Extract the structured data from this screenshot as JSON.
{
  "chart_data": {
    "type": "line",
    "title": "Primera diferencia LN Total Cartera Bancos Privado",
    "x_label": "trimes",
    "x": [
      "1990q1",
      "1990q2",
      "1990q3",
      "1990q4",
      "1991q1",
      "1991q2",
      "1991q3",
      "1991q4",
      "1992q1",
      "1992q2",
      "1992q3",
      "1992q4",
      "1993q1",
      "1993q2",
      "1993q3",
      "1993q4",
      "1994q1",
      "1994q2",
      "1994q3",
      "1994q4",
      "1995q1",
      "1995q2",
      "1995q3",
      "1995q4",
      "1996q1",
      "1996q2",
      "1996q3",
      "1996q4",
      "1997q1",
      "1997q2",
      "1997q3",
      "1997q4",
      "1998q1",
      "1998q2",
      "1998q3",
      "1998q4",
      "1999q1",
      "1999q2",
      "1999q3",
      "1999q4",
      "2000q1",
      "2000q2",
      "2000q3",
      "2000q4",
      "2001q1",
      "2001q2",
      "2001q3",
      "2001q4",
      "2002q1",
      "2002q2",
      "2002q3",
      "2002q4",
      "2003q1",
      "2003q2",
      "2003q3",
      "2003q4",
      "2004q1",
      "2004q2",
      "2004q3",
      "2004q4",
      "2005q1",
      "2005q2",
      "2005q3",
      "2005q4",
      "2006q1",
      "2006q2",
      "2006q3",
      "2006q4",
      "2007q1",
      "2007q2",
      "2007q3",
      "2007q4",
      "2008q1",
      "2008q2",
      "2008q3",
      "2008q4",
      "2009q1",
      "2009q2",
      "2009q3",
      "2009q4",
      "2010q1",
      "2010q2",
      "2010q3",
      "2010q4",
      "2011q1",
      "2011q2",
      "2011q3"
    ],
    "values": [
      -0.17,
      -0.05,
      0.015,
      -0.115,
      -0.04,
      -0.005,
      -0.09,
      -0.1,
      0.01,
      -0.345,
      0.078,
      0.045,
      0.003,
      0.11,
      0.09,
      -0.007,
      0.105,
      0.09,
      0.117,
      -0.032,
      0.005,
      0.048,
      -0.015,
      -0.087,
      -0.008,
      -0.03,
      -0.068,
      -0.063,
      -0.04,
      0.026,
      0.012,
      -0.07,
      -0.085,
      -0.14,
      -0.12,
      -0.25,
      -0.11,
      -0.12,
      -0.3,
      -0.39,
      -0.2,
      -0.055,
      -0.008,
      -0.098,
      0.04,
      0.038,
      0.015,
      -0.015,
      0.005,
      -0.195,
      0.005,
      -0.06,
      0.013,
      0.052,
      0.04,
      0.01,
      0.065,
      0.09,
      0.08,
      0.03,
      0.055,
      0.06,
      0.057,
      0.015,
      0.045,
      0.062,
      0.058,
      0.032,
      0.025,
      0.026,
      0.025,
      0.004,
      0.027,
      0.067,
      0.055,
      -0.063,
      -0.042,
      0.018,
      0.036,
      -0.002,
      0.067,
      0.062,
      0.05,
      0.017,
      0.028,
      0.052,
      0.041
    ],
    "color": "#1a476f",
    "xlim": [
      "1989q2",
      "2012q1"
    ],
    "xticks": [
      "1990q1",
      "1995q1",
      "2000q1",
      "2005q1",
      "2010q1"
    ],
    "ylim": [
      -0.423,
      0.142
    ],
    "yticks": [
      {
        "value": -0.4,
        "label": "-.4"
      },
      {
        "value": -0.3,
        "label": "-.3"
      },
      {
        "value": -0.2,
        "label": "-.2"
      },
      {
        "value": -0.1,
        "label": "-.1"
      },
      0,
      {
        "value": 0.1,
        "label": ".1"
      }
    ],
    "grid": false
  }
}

┄┄┄┄┄┄

* EXERCISE OBJECTIVE *
Write out all the data again, exactly as it appears.

* ANSWER TO THE TASK *
Extract the structured data from this screenshot as JSON.
{
  "chart_data": {
    "type": "line",
    "title": "Primera diferencia LN Total Cartera Bancos Privado",
    "x_label": "trimes",
    "x": [
      "1990q1",
      "1990q2",
      "1990q3",
      "1990q4",
      "1991q1",
      "1991q2",
      "1991q3",
      "1991q4",
      "1992q1",
      "1992q2",
      "1992q3",
      "1992q4",
      "1993q1",
      "1993q2",
      "1993q3",
      "1993q4",
      "1994q1",
      "1994q2",
      "1994q3",
      "1994q4",
      "1995q1",
      "1995q2",
      "1995q3",
      "1995q4",
      "1996q1",
      "1996q2",
      "1996q3",
      "1996q4",
      "1997q1",
      "1997q2",
      "1997q3",
      "1997q4",
      "1998q1",
      "1998q2",
      "1998q3",
      "1998q4",
      "1999q1",
      "1999q2",
      "1999q3",
      "1999q4",
      "2000q1",
      "2000q2",
      "2000q3",
      "2000q4",
      "2001q1",
      "2001q2",
      "2001q3",
      "2001q4",
      "2002q1",
      "2002q2",
      "2002q3",
      "2002q4",
      "2003q1",
      "2003q2",
      "2003q3",
      "2003q4",
      "2004q1",
      "2004q2",
      "2004q3",
      "2004q4",
      "2005q1",
      "2005q2",
      "2005q3",
      "2005q4",
      "2006q1",
      "2006q2",
      "2006q3",
      "2006q4",
      "2007q1",
      "2007q2",
      "2007q3",
      "2007q4",
      "2008q1",
      "2008q2",
      "2008q3",
      "2008q4",
      "2009q1",
      "2009q2",
      "2009q3",
      "2009q4",
      "2010q1",
      "2010q2",
      "2010q3",
      "2010q4",
      "2011q1",
      "2011q2",
      "2011q3"
    ],
    "values": [
      -0.17,
      -0.05,
      0.015,
      -0.115,
      -0.04,
      -0.005,
      -0.09,
      -0.1,
      0.01,
      -0.345,
      0.078,
      0.045,
      0.003,
      0.11,
      0.09,
      -0.007,
      0.105,
      0.09,
      0.117,
      -0.032,
      0.005,
      0.048,
      -0.015,
      -0.087,
      -0.008,
      -0.03,
      -0.068,
      -0.063,
      -0.04,
      0.026,
      0.012,
      -0.07,
      -0.085,
      -0.14,
      -0.12,
      -0.25,
      -0.11,
      -0.12,
      -0.3,
      -0.39,
      -0.2,
      -0.055,
      -0.008,
      -0.098,
      0.04,
      0.038,
      0.015,
      -0.015,
      0.005,
      -0.195,
      0.005,
      -0.06,
      0.013,
      0.052,
      0.04,
      0.01,
      0.065,
      0.09,
      0.08,
      0.03,
      0.055,
      0.06,
      0.057,
      0.015,
      0.045,
      0.062,
      0.058,
      0.032,
      0.025,
      0.026,
      0.025,
      0.004,
      0.027,
      0.067,
      0.055,
      -0.063,
      -0.042,
      0.018,
      0.036,
      -0.002,
      0.067,
      0.062,
      0.05,
      0.017,
      0.028,
      0.052,
      0.041
    ],
    "color": "#1a476f",
    "xlim": [
      "1989q2",
      "2012q1"
    ],
    "xticks": [
      "1990q1",
      "1995q1",
      "2000q1",
      "2005q1",
      "2010q1"
    ],
    "ylim": [
      -0.423,
      0.142
    ],
    "yticks": [
      {
        "value": -0.4,
        "label": "-.4"
      },
      {
        "value": -0.3,
        "label": "-.3"
      },
      {
        "value": -0.2,
        "label": "-.2"
      },
      {
        "value": -0.1,
        "label": "-.1"
      },
      0,
      {
        "value": 0.1,
        "label": ".1"
      }
    ],
    "grid": false
  }
}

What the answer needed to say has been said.